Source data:

## begin

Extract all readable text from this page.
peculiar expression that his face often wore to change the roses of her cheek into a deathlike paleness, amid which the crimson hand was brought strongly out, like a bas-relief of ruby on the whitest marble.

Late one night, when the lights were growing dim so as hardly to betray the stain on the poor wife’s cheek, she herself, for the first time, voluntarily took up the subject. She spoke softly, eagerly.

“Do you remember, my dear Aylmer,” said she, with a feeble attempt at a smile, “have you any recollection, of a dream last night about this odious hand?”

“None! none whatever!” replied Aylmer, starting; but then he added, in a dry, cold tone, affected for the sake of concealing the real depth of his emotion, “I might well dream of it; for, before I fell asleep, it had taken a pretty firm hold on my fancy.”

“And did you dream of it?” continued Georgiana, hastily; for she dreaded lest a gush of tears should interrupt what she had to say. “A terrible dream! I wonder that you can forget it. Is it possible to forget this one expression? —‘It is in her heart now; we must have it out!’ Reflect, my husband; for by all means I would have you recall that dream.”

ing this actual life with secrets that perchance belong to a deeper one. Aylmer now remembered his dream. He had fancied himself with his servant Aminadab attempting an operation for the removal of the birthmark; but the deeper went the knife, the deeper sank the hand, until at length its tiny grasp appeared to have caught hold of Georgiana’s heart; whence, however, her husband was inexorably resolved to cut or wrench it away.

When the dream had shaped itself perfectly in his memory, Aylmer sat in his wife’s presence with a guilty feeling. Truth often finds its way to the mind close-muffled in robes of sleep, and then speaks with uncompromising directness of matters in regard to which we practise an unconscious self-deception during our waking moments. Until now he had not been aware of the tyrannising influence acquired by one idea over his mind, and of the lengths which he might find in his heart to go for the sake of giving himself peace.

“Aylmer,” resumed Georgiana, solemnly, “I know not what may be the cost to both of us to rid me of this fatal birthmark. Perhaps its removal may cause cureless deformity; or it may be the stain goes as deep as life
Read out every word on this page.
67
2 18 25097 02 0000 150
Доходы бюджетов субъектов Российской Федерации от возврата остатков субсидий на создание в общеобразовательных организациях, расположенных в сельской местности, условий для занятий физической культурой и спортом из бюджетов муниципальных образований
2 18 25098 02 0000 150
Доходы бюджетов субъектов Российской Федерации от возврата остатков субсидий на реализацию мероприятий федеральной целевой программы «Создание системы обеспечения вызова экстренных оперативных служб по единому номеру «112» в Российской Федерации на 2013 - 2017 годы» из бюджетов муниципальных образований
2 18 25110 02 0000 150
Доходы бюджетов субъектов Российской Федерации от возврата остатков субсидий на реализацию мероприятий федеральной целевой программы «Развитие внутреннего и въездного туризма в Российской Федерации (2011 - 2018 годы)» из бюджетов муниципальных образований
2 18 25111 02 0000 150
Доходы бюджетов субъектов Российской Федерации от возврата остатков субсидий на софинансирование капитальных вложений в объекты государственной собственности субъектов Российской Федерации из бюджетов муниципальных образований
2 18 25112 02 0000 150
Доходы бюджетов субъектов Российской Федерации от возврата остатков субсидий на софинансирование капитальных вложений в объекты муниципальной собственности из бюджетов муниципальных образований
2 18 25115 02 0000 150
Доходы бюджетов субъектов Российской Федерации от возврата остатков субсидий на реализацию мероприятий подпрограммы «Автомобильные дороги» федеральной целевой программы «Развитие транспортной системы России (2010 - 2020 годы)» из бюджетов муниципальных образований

## end

Exactly reproduce the lines from the one containing "Read out every word on this page." through the end of the records, and only those lines.

Read out every word on this page.
67
2 18 25097 02 0000 150
Доходы бюджетов субъектов Российской Федерации от возврата остатков субсидий на создание в общеобразовательных организациях, расположенных в сельской местности, условий для занятий физической культурой и спортом из бюджетов муниципальных образований
2 18 25098 02 0000 150
Доходы бюджетов субъектов Российской Федерации от возврата остатков субсидий на реализацию мероприятий федеральной целевой программы «Создание системы обеспечения вызова экстренных оперативных служб по единому номеру «112» в Российской Федерации на 2013 - 2017 годы» из бюджетов муниципальных образований
2 18 25110 02 0000 150
Доходы бюджетов субъектов Российской Федерации от возврата остатков субсидий на реализацию мероприятий федеральной целевой программы «Развитие внутреннего и въездного туризма в Российской Федерации (2011 - 2018 годы)» из бюджетов муниципальных образований
2 18 25111 02 0000 150
Доходы бюджетов субъектов Российской Федерации от возврата остатков субсидий на софинансирование капитальных вложений в объекты государственной собственности субъектов Российской Федерации из бюджетов муниципальных образований
2 18 25112 02 0000 150
Доходы бюджетов субъектов Российской Федерации от возврата остатков субсидий на софинансирование капитальных вложений в объекты муниципальной собственности из бюджетов муниципальных образований
2 18 25115 02 0000 150
Доходы бюджетов субъектов Российской Федерации от возврата остатков субсидий на реализацию мероприятий подпрограммы «Автомобильные дороги» федеральной целевой программы «Развитие транспортной системы России (2010 - 2020 годы)» из бюджетов муниципальных образований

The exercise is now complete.